▶ _Passage to read_
☆ ☆ ☆ ☆

Ann Rosener came on board a little later, in 1941. Though the economy was recovering, women were still expected to work—this time, as war workers. Rosener carved out a niche for herself photographing the women (and minorities and the disabled) who turned to factory work during the war. She took delight in showing women in elaborate hairstyles and smart dresses doing "men’s work"—and the many ways housewives helped the war effort at home. Rosener’s prints are now in the possession of the Library of Congress—and some of them are delightfully weird.
Fresh out of art school, 22-year-old Esther Bubley was another late addition to the FSA photography team—she joined in 1942, after the FSA had been discontinued and the photographers taken over by the Office of War Information. Bubley specialized in portraiture—while the world was distracted by the growing threat of war, she documented the mundane goings-on of small-town America, focusing less on the barren landscapes present in early FSA photos, and more on the colorful characters that lived on them.

☆ ☆ ☆ ☆

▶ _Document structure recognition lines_
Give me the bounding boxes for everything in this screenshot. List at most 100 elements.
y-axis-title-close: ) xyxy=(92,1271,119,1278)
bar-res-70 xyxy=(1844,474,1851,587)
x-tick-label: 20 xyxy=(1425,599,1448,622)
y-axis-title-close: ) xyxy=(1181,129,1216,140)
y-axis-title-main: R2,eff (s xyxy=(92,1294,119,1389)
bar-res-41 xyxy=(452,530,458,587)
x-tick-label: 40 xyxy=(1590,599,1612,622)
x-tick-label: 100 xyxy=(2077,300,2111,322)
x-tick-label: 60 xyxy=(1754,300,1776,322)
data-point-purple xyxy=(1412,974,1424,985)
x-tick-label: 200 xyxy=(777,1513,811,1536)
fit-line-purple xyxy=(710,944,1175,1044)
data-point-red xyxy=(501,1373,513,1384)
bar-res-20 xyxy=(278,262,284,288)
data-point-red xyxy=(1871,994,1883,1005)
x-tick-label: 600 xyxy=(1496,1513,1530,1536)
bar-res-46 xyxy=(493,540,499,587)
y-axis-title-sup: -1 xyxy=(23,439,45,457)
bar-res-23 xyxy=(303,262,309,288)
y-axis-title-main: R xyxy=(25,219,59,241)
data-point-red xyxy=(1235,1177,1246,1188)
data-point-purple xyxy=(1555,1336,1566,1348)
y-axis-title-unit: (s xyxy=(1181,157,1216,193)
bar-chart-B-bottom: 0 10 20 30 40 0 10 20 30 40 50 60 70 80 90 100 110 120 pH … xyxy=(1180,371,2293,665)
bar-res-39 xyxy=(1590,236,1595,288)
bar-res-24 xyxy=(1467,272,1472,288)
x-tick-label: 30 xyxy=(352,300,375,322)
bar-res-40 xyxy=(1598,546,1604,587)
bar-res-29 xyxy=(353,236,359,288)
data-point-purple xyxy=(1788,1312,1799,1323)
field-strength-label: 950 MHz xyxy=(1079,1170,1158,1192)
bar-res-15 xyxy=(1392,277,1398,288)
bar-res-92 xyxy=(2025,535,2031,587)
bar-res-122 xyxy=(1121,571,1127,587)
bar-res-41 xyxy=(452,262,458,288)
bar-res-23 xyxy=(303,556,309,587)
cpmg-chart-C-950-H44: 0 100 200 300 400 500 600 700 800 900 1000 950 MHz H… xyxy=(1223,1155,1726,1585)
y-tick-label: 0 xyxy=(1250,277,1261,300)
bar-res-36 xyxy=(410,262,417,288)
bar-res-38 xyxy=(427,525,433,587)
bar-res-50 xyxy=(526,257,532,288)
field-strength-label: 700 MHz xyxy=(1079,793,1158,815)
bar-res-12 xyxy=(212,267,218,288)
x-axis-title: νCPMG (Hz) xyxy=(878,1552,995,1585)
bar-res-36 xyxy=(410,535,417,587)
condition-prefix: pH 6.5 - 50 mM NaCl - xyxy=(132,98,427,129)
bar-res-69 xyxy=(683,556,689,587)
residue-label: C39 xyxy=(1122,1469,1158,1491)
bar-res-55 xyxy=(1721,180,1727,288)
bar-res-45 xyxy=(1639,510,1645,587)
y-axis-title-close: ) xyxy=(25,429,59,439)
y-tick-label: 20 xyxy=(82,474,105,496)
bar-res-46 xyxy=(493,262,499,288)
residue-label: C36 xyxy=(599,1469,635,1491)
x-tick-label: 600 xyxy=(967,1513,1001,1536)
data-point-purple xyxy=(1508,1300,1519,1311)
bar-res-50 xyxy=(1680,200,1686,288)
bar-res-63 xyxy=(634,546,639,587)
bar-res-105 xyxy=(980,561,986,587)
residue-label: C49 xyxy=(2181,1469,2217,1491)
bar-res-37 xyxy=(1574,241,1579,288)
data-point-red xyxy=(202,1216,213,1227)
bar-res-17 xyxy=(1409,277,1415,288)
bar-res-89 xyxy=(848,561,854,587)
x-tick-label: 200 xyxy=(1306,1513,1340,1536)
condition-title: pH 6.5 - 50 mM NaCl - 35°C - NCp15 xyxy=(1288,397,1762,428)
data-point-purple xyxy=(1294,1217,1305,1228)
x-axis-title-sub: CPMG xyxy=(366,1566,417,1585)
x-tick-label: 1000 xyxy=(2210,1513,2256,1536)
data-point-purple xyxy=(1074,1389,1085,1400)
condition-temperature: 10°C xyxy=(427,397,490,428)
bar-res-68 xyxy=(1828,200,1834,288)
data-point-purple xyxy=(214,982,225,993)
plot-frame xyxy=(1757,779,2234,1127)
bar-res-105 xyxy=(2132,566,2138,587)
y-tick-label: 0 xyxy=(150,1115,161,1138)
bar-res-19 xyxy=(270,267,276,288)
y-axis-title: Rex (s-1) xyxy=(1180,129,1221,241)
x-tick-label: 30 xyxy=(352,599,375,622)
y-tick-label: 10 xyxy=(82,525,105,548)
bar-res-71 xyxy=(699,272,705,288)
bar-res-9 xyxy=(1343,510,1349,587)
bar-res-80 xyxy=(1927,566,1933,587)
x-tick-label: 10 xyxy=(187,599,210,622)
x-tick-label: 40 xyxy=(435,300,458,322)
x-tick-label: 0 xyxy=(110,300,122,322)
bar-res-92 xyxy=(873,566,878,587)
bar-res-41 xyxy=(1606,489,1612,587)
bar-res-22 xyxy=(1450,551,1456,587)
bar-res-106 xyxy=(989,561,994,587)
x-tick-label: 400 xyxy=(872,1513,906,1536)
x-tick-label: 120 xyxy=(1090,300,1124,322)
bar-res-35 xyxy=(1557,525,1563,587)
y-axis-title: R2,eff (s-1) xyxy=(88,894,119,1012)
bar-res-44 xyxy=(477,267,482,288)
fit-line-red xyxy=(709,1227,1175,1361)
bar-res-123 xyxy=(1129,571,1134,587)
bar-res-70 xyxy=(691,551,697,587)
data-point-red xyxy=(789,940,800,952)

☆ ☆ ☆ ☆

▶ _Activity 1_
Copy the passage about the FSA photographers word for word from "Ann Rosener came" to "are delightfully weird.".
▶ _Activity 2_
According to the passage about the FSA photographers, which institution now holds Ann Rosener's prints?
▶ _Activity 3_
Continue the passage about the FSA photographers from its last sentence.

▶ _Final answer 1_
Ann Rosener came on board a little later, in 1941. Though the economy was recovering, women were still expected to work—this time, as war workers. Rosener carved out a niche for herself photographing the women (and minorities and the disabled) who turned to factory work during the war. She took delight in showing women in elaborate hairstyles and smart dresses doing "men’s work"—and the many ways housewives helped the war effort at home. Rosener’s prints are now in the possession of the Library of Congress—and some of them are delightfully weird.

▶ _Final answer 2_
The Library of Congress.

▶ _Final answer 3_
Eternal iconoclast Marjory Collins was hired in 1941. Also assigned to cover home front life during the war, Collins found her niche photographing women and what she called “hyphenated Americans”—the immigrant communities that had settled in the United States, and especially those that came from countries the U.S. was sparring with overseas. Later, like Rosener, Collins focused on women in industry and the struggles they faced as they tried to balance societal demands levied against them as both workers and wives.
Collins kept up with social causes after the war, and was a prominent participant in anti-war protests and equal-rights rallies in the 1960s. When she was forced out of her full-time job as a magazine editor through ageist, sexist means, she went on to found a new publication aimed at older women called Prime Time.